* **DIRECTIONS**:
Pull each line holding "Beweis" out of the entries below.

* **MATERIAL TO PROCESS**:
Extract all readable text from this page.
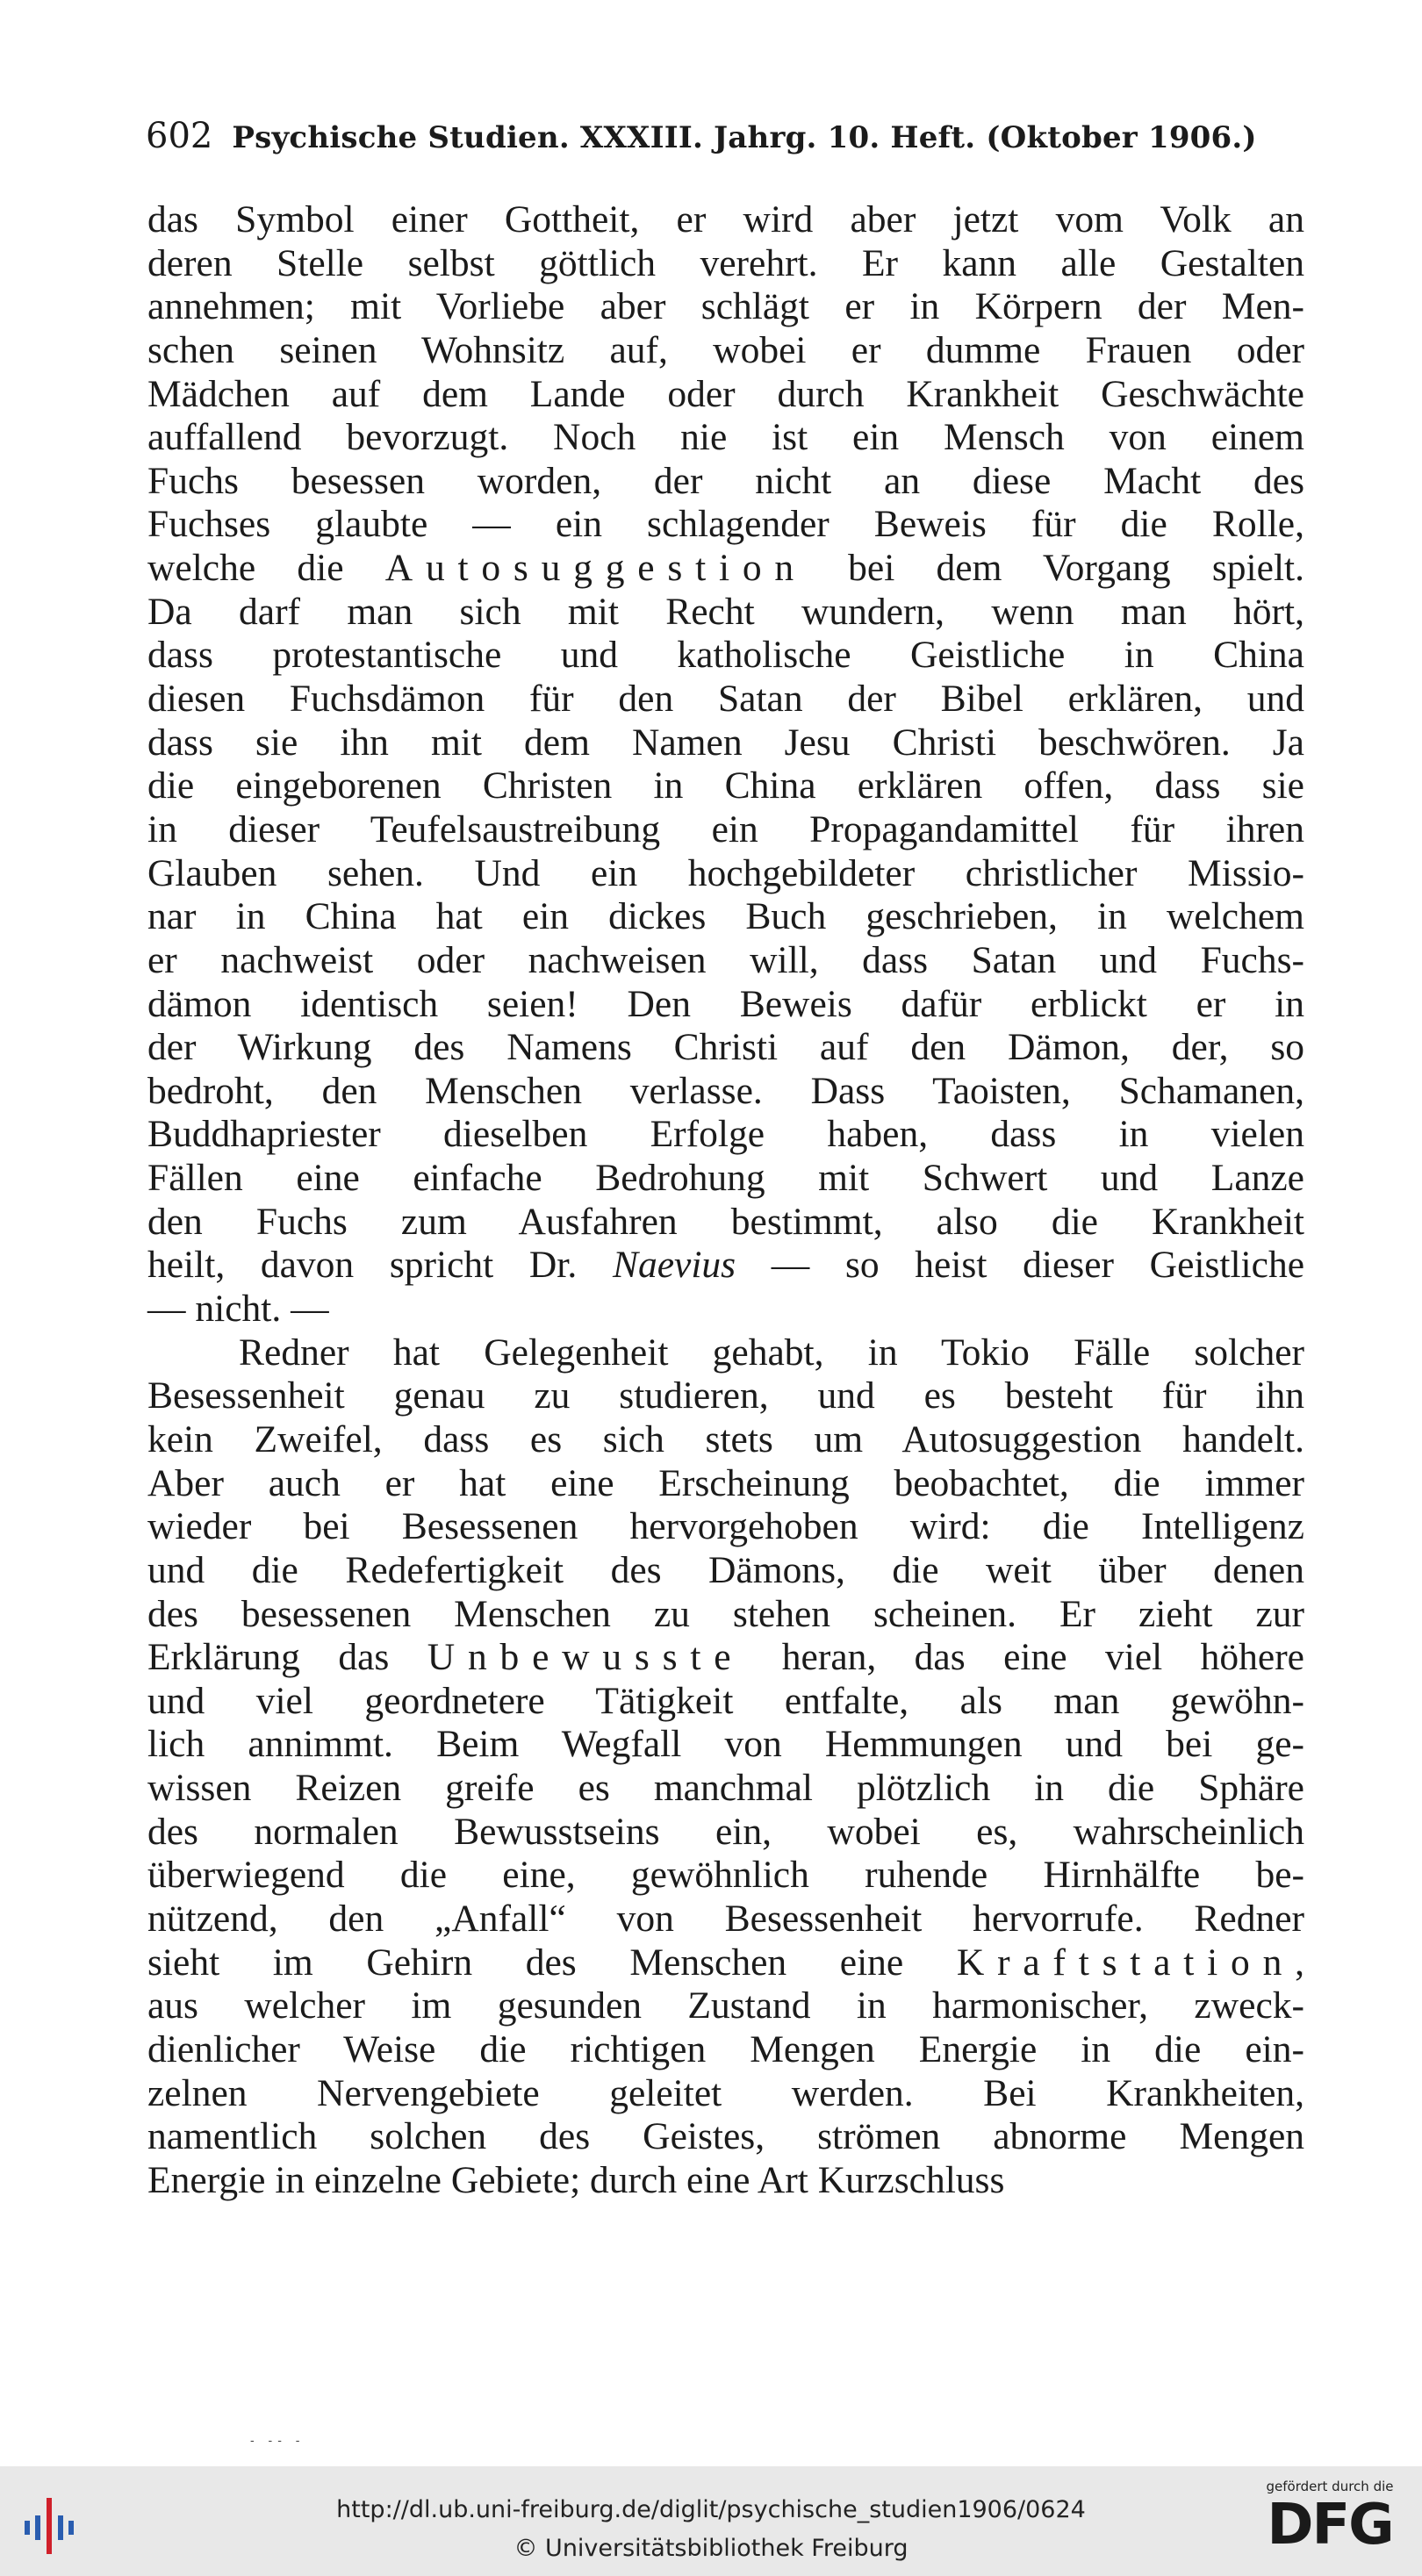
602 Psychische Studien. XXXIII. Jahrg. 10. Heft. (Oktober 1906.)
das Symbol einer Gottheit, er wird aber jetzt vom Volk an
deren Stelle selbst göttlich verehrt. Er kann alle Gestalten
annehmen; mit Vorliebe aber schlägt er in Körpern der Men-
schen seinen Wohnsitz auf, wobei er dumme Frauen oder
Mädchen auf dem Lande oder durch Krankheit Geschwächte
auffallend bevorzugt. Noch nie ist ein Mensch von einem
Fuchs besessen worden, der nicht an diese Macht des
Fuchses glaubte — ein schlagender Beweis für die Rolle,
welche die Autosuggestion bei dem Vorgang spielt.
Da darf man sich mit Recht wundern, wenn man hört,
dass protestantische und katholische Geistliche in China
diesen Fuchsdämon für den Satan der Bibel erklären, und
dass sie ihn mit dem Namen Jesu Christi beschwören. Ja
die eingeborenen Christen in China erklären offen, dass sie
in dieser Teufelsaustreibung ein Propagandamittel für ihren
Glauben sehen. Und ein hochgebildeter christlicher Missio-
nar in China hat ein dickes Buch geschrieben, in welchem
er nachweist oder nachweisen will, dass Satan und Fuchs-
dämon identisch seien! Den Beweis dafür erblickt er in
der Wirkung des Namens Christi auf den Dämon, der, so
bedroht, den Menschen verlasse. Dass Taoisten, Schamanen,
Buddhapriester dieselben Erfolge haben, dass in vielen
Fällen eine einfache Bedrohung mit Schwert und Lanze
den Fuchs zum Ausfahren bestimmt, also die Krankheit
heilt, davon spricht Dr. Naevius — so heist dieser Geistliche
— nicht. —
Redner hat Gelegenheit gehabt, in Tokio Fälle solcher
Besessenheit genau zu studieren, und es besteht für ihn
kein Zweifel, dass es sich stets um Autosuggestion handelt.
Aber auch er hat eine Erscheinung beobachtet, die immer
wieder bei Besessenen hervorgehoben wird: die Intelligenz
und die Redefertigkeit des Dämons, die weit über denen
des besessenen Menschen zu stehen scheinen. Er zieht zur
Erklärung das Unbewusste heran, das eine viel höhere
und viel geordnetere Tätigkeit entfalte, als man gewöhn-
lich annimmt. Beim Wegfall von Hemmungen und bei ge-
wissen Reizen greife es manchmal plötzlich in die Sphäre
des normalen Bewusstseins ein, wobei es, wahrscheinlich
überwiegend die eine, gewöhnlich ruhende Hirnhälfte be-
nützend, den „Anfall“ von Besessenheit hervorrufe. Redner
sieht im Gehirn des Menschen eine Kraftstation,
aus welcher im gesunden Zustand in harmonischer, zweck-
dienlicher Weise die richtigen Mengen Energie in die ein-
zelnen Nervengebiete geleitet werden. Bei Krankheiten,
namentlich solchen des Geistes, strömen abnorme Mengen
Energie in einzelne Gebiete; durch eine Art Kurzschluss
- -- -
http://dl.ub.uni-freiburg.de/diglit/psychische_studien1906/0624
© Universitätsbibliothek Freiburg
gefördert durch die
DFG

* **THE RESULT**:
Fuchses glaubte — ein schlagender Beweis für die Rolle,
dämon identisch seien! Den Beweis dafür erblickt er in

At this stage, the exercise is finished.